**AIM OF THE EXERCISE**
Select the lines of the records containing the word "Temperature" and list them.
** begin LISTING **
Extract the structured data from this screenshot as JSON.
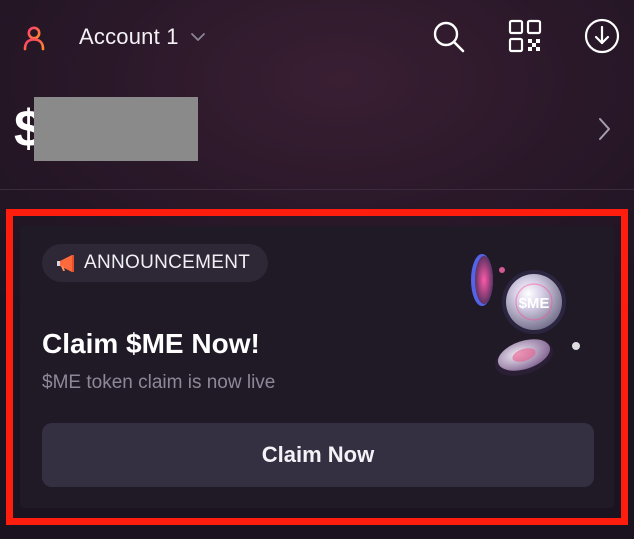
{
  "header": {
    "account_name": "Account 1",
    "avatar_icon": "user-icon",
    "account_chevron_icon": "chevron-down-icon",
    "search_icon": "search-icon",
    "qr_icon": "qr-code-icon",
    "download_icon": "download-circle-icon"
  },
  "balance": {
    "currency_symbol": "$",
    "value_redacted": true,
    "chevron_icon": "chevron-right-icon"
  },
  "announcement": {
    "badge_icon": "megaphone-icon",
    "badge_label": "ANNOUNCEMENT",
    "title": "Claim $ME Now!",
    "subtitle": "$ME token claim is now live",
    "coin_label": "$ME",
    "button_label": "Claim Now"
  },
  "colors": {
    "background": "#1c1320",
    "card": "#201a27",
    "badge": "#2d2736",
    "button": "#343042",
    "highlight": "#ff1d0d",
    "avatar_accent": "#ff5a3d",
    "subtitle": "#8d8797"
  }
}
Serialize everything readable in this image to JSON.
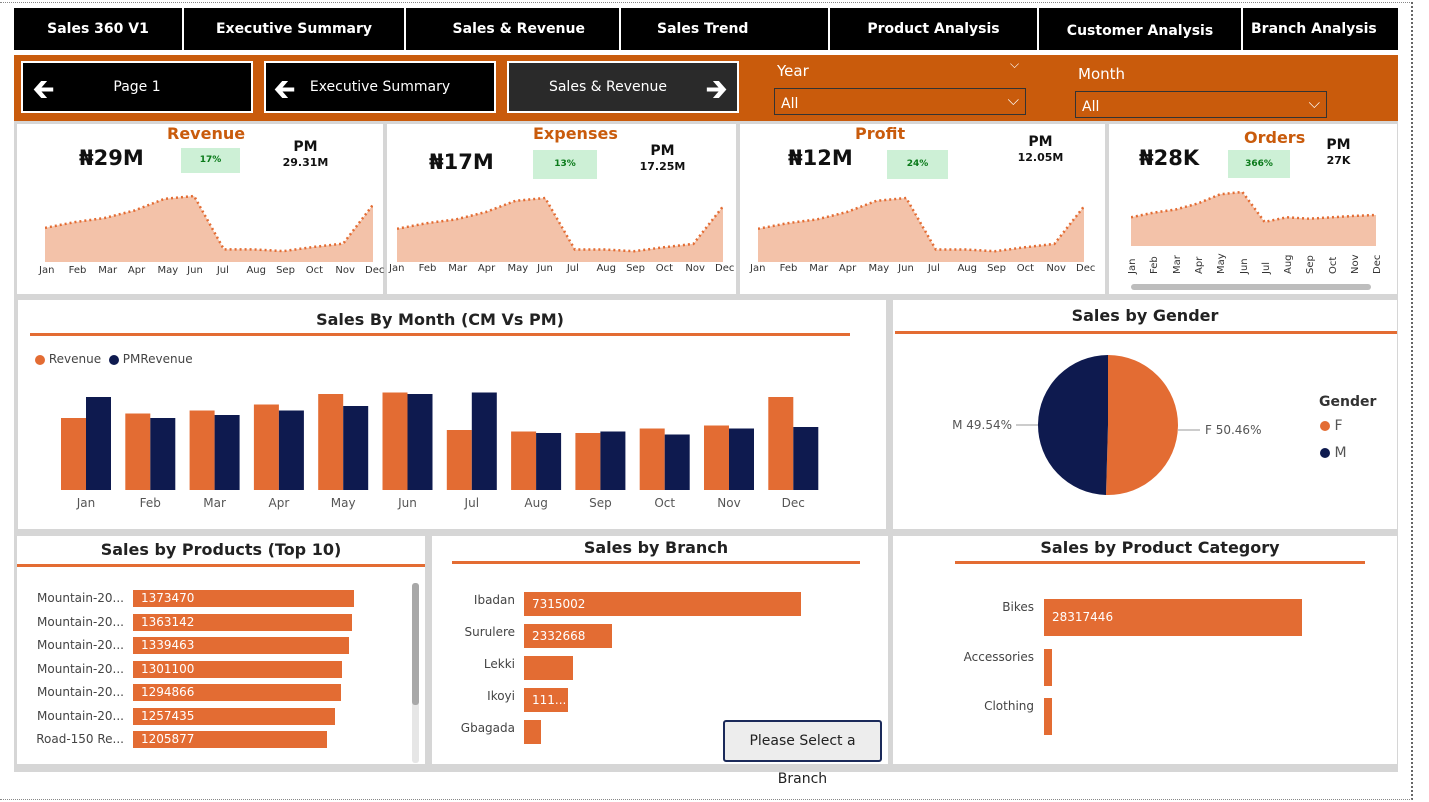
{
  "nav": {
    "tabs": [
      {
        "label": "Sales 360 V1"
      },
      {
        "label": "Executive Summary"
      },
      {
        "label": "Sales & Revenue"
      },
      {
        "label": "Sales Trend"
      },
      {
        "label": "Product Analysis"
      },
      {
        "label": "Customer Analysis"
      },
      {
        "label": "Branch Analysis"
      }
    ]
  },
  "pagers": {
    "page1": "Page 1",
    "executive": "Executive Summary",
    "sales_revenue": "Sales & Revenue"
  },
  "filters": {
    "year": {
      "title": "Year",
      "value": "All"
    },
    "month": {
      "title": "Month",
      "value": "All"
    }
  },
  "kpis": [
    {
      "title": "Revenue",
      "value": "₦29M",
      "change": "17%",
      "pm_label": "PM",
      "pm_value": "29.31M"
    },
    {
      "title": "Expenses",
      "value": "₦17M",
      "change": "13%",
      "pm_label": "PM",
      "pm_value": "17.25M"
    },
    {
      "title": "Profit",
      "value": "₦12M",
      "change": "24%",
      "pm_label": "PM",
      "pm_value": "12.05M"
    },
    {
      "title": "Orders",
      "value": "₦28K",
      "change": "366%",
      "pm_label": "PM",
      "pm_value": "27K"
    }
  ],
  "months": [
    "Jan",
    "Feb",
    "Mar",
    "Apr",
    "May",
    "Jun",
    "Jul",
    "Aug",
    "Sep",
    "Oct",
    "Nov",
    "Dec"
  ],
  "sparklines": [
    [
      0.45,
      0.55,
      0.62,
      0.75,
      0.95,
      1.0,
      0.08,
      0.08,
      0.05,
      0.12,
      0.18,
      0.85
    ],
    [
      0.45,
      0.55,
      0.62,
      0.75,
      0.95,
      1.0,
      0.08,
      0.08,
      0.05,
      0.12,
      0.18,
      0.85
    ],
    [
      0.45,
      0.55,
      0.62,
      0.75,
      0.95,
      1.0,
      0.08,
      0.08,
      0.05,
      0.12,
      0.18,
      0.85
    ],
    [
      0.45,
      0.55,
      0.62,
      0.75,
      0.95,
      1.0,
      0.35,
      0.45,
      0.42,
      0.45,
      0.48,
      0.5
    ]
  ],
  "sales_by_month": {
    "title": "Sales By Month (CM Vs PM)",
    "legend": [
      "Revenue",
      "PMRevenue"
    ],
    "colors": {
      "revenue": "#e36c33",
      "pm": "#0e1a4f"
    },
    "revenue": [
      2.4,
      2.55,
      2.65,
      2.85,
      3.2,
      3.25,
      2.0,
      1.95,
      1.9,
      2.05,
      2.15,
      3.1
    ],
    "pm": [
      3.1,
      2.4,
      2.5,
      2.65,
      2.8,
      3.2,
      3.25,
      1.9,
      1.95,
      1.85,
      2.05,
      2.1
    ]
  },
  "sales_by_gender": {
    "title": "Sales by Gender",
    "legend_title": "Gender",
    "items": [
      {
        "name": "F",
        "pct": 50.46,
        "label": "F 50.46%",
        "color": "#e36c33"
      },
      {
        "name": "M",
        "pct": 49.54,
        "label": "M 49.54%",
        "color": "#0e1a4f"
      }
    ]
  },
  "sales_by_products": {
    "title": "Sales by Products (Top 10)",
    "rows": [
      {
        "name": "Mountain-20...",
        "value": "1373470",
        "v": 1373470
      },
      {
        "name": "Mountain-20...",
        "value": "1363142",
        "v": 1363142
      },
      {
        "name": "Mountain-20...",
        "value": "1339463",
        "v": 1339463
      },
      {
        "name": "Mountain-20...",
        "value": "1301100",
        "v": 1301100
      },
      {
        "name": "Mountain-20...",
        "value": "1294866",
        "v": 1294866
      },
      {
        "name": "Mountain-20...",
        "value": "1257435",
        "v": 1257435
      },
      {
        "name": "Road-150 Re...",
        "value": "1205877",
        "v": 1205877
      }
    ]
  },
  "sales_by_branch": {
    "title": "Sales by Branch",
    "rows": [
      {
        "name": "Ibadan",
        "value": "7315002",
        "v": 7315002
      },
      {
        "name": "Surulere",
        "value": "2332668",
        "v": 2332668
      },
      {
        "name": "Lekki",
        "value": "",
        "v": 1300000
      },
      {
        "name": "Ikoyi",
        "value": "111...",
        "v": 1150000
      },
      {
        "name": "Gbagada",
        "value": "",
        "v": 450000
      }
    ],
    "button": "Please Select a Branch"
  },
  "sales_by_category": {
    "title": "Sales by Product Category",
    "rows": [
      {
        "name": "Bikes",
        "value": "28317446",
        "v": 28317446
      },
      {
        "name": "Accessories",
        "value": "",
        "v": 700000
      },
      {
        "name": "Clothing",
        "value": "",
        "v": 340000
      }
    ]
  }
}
** end LISTING **
** begin LISTING **
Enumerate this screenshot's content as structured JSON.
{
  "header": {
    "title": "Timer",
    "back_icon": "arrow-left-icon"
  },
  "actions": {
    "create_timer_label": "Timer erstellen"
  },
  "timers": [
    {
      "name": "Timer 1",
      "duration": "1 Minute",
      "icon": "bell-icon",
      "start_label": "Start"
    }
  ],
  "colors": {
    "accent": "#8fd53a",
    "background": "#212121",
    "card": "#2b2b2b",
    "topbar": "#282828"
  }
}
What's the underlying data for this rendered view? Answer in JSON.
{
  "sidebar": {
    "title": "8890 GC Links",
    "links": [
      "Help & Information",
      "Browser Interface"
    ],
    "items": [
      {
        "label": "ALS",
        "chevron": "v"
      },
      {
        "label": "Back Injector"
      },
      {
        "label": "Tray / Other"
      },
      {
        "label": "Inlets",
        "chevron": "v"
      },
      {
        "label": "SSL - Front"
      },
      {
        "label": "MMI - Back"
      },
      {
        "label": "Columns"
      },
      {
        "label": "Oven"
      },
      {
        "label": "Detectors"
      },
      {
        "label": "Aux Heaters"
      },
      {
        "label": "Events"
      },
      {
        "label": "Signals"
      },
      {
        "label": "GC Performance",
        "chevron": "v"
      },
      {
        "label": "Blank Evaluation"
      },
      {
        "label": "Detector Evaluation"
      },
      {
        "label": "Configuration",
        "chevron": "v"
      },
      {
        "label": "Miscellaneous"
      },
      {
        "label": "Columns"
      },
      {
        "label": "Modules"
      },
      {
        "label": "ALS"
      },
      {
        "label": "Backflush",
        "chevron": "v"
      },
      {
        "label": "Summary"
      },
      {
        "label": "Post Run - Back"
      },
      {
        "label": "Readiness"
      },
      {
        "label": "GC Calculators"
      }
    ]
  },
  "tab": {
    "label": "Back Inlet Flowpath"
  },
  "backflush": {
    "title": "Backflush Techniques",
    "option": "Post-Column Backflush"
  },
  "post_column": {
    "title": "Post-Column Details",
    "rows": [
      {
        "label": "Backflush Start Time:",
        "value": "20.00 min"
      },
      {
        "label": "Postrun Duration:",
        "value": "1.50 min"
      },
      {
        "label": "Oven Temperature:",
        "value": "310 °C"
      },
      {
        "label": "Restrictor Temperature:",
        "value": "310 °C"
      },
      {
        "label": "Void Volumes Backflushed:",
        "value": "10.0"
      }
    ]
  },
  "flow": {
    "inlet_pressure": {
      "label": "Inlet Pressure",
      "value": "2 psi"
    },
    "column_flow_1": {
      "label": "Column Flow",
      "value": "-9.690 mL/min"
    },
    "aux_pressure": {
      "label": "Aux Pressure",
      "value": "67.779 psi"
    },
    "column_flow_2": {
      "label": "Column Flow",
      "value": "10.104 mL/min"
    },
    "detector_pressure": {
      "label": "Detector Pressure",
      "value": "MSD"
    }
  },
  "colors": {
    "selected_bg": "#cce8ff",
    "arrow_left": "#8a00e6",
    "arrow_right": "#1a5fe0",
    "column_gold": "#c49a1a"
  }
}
** end LISTING **
**SOLUTION**
        "label": "Oven Temperature:",
        "label": "Restrictor Temperature:",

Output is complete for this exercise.